■ Instructions for the task ■
Find out how many lines of the material contain the string "Holothuria" and give only that figure.

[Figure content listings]
----------------
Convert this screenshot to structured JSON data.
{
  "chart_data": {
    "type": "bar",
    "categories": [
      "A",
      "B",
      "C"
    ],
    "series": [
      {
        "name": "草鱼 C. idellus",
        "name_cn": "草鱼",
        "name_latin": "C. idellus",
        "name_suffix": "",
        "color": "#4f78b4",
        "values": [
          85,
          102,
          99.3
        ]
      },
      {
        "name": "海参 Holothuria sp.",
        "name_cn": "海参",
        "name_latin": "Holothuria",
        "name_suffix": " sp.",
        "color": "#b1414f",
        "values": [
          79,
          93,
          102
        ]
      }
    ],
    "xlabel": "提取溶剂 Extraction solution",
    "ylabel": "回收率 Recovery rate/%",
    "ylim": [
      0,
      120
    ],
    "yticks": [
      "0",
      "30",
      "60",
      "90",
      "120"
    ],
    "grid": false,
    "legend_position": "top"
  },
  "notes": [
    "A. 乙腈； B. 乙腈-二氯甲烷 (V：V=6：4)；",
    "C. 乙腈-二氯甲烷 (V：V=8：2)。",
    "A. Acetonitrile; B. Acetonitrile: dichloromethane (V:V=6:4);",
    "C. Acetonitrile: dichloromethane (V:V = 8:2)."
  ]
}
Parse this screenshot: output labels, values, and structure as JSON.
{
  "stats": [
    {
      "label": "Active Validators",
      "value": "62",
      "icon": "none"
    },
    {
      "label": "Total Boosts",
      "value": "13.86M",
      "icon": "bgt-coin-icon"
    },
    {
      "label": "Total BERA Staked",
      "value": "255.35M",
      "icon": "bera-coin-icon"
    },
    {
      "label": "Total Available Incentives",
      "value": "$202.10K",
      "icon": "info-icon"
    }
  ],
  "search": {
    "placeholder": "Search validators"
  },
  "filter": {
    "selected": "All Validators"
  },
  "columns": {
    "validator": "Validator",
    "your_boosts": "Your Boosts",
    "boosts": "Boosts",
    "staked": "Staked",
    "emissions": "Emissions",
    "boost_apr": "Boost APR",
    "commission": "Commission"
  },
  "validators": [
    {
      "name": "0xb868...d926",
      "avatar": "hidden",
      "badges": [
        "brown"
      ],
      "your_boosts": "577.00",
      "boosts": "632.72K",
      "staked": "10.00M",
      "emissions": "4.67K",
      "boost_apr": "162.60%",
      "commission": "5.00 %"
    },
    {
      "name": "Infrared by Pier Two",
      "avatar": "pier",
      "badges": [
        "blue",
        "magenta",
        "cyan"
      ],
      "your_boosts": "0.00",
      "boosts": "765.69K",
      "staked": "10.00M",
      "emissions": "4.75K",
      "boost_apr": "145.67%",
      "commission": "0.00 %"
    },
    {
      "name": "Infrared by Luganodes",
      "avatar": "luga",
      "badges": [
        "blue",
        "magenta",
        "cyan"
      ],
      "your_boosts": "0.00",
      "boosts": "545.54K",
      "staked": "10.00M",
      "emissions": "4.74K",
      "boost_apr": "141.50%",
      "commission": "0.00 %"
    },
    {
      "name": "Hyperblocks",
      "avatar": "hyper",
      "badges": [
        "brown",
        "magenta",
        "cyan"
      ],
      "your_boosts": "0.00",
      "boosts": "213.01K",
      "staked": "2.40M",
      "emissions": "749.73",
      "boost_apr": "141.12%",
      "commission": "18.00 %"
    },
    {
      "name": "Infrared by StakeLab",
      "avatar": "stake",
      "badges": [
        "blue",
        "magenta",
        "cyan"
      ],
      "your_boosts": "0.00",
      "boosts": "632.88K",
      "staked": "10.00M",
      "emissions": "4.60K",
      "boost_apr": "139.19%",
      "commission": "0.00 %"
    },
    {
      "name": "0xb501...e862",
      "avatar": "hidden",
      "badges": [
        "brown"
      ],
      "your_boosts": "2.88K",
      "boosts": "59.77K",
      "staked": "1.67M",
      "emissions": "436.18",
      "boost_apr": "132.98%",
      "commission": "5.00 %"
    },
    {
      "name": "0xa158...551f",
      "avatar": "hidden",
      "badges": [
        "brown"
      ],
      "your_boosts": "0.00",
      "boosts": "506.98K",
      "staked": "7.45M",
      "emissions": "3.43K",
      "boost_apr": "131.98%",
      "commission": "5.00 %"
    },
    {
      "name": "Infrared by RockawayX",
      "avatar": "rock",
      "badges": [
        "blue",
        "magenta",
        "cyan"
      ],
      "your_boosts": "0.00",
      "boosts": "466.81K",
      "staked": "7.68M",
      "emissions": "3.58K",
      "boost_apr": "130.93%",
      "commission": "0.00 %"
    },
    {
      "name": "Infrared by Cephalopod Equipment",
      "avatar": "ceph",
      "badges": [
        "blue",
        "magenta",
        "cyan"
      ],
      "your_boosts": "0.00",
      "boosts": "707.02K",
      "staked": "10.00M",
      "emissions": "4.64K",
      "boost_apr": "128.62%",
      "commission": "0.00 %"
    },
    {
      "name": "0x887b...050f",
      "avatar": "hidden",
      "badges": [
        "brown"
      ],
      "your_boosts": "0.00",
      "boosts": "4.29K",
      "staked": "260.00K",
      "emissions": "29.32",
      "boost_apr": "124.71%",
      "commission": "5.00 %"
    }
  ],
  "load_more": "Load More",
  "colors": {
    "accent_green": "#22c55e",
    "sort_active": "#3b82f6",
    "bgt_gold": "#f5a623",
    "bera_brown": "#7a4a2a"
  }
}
----------------
■ Response ■
2